Material shown>
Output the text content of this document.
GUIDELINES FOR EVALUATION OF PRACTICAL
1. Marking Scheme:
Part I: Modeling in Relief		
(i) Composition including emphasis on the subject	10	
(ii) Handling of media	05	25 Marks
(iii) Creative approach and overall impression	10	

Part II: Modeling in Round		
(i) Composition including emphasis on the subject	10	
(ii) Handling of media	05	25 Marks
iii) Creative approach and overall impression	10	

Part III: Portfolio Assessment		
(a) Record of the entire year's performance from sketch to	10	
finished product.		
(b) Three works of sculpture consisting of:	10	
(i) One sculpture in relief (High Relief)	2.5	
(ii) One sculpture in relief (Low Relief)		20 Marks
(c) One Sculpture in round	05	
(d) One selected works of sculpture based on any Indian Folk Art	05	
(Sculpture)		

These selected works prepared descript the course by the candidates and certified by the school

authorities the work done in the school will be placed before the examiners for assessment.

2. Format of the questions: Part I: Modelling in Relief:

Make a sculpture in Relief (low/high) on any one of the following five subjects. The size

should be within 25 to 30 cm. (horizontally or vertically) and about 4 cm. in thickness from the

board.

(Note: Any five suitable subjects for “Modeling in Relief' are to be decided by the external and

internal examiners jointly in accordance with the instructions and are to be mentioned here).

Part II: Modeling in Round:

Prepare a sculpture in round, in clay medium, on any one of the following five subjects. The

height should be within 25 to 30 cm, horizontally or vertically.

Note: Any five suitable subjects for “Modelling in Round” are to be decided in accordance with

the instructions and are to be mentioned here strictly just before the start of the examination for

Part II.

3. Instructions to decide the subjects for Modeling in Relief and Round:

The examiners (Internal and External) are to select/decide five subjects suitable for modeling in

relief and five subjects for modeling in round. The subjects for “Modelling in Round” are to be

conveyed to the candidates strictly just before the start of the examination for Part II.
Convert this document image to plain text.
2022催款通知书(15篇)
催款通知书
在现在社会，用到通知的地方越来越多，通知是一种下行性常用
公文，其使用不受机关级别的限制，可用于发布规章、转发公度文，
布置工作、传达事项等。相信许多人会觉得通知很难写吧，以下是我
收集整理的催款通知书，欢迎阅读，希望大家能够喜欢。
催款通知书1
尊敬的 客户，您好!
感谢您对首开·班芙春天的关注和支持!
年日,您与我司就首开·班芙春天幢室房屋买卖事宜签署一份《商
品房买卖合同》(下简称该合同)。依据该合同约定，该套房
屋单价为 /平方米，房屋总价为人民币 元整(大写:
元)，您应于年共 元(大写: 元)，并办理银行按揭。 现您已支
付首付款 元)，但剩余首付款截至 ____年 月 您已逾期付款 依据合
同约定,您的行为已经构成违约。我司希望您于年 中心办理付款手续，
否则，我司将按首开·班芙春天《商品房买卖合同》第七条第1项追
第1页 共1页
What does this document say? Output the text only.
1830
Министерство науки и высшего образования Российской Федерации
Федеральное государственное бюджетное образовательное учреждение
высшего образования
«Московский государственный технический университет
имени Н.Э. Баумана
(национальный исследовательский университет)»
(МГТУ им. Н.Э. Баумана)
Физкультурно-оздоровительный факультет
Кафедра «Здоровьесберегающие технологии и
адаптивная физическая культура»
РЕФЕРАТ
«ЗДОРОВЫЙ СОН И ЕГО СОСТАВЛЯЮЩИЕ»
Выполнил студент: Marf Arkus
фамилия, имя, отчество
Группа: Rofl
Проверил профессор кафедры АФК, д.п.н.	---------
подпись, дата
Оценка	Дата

The problem> Extract each line from the entries above that contains the string "образования".

Output below>
Министерство науки и высшего образования Российской Федерации
высшего образования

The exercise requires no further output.